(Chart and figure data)
····················
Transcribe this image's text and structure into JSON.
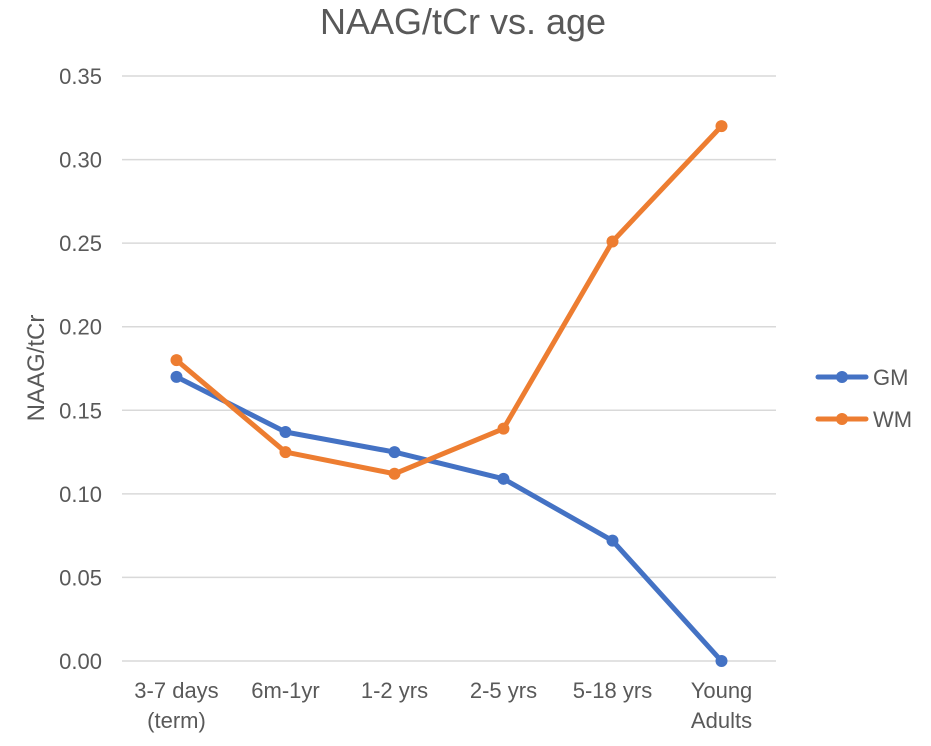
{
  "chart_data": {
    "type": "line",
    "title": "NAAG/tCr vs. age",
    "xlabel": "",
    "ylabel": "NAAG/tCr",
    "categories": [
      [
        "3-7 days",
        "(term)"
      ],
      [
        "6m-1yr"
      ],
      [
        "1-2 yrs"
      ],
      [
        "2-5 yrs"
      ],
      [
        "5-18 yrs"
      ],
      [
        "Young",
        "Adults"
      ]
    ],
    "ylim": [
      0,
      0.35
    ],
    "yticks": [
      "0.00",
      "0.05",
      "0.10",
      "0.15",
      "0.20",
      "0.25",
      "0.30",
      "0.35"
    ],
    "ytick_values": [
      0,
      0.05,
      0.1,
      0.15,
      0.2,
      0.25,
      0.3,
      0.35
    ],
    "grid": true,
    "legend_position": "right",
    "series": [
      {
        "name": "GM",
        "color": "#4472c4",
        "values": [
          0.17,
          0.137,
          0.125,
          0.109,
          0.072,
          0.0
        ]
      },
      {
        "name": "WM",
        "color": "#ed7d31",
        "values": [
          0.18,
          0.125,
          0.112,
          0.139,
          0.251,
          0.32
        ]
      }
    ]
  }
}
····················
**PROBLEM STATEMENT**
All of the records need repeating exactly, except for the pictures.

**EXPECTED ANSWER**
Transcribe this image's text and structure into JSON.
{
  "chart_data": {
    "type": "line",
    "title": "NAAG/tCr vs. age",
    "xlabel": "",
    "ylabel": "NAAG/tCr",
    "categories": [
      [
        "3-7 days",
        "(term)"
      ],
      [
        "6m-1yr"
      ],
      [
        "1-2 yrs"
      ],
      [
        "2-5 yrs"
      ],
      [
        "5-18 yrs"
      ],
      [
        "Young",
        "Adults"
      ]
    ],
    "ylim": [
      0,
      0.35
    ],
    "yticks": [
      "0.00",
      "0.05",
      "0.10",
      "0.15",
      "0.20",
      "0.25",
      "0.30",
      "0.35"
    ],
    "ytick_values": [
      0,
      0.05,
      0.1,
      0.15,
      0.2,
      0.25,
      0.3,
      0.35
    ],
    "grid": true,
    "legend_position": "right",
    "series": [
      {
        "name": "GM",
        "color": "#4472c4",
        "values": [
          0.17,
          0.137,
          0.125,
          0.109,
          0.072,
          0.0
        ]
      },
      {
        "name": "WM",
        "color": "#ed7d31",
        "values": [
          0.18,
          0.125,
          0.112,
          0.139,
          0.251,
          0.32
        ]
      }
    ]
  }
}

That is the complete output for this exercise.